_Task instructions_
Pick out each line of the records that includes the string "vragen", and copy it.

[Records from a collection]
------

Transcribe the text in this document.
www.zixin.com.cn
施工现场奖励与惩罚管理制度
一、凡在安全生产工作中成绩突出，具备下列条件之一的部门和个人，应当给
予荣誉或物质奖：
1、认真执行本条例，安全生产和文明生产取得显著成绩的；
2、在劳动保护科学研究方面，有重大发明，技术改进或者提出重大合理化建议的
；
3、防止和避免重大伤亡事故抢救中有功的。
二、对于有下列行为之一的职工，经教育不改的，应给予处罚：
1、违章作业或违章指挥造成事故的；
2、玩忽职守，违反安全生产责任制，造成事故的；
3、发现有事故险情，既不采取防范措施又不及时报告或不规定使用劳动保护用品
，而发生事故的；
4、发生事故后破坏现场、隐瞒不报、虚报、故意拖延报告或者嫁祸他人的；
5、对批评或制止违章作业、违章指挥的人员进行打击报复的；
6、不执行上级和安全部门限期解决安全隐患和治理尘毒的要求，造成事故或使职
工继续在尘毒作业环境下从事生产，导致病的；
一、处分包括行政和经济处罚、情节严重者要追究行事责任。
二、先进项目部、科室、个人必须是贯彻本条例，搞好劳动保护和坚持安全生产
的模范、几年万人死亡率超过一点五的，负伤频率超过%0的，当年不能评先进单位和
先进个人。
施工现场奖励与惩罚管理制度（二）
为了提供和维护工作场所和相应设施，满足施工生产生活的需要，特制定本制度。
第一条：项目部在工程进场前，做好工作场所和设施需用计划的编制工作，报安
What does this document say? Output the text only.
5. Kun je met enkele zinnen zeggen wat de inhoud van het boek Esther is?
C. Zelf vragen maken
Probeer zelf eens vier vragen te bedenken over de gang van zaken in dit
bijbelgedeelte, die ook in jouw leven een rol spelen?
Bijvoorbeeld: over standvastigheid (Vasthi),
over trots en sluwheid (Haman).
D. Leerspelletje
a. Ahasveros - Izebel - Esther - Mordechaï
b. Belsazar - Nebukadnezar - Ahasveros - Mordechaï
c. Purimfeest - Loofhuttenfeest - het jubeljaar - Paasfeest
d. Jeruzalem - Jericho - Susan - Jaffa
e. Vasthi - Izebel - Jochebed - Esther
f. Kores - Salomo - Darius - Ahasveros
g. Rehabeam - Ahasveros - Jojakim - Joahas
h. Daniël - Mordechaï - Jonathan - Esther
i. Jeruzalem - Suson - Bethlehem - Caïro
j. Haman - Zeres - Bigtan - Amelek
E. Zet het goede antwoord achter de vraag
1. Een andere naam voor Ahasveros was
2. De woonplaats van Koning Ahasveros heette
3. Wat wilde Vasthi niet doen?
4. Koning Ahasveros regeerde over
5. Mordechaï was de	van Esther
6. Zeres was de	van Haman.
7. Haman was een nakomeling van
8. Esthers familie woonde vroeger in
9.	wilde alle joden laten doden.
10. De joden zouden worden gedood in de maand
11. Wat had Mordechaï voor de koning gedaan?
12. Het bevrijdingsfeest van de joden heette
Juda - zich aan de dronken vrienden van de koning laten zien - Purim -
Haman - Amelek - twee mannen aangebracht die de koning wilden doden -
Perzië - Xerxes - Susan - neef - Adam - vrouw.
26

------

_Response_
C. Zelf vragen maken
Probeer zelf eens vier vragen te bedenken over de gang van zaken in dit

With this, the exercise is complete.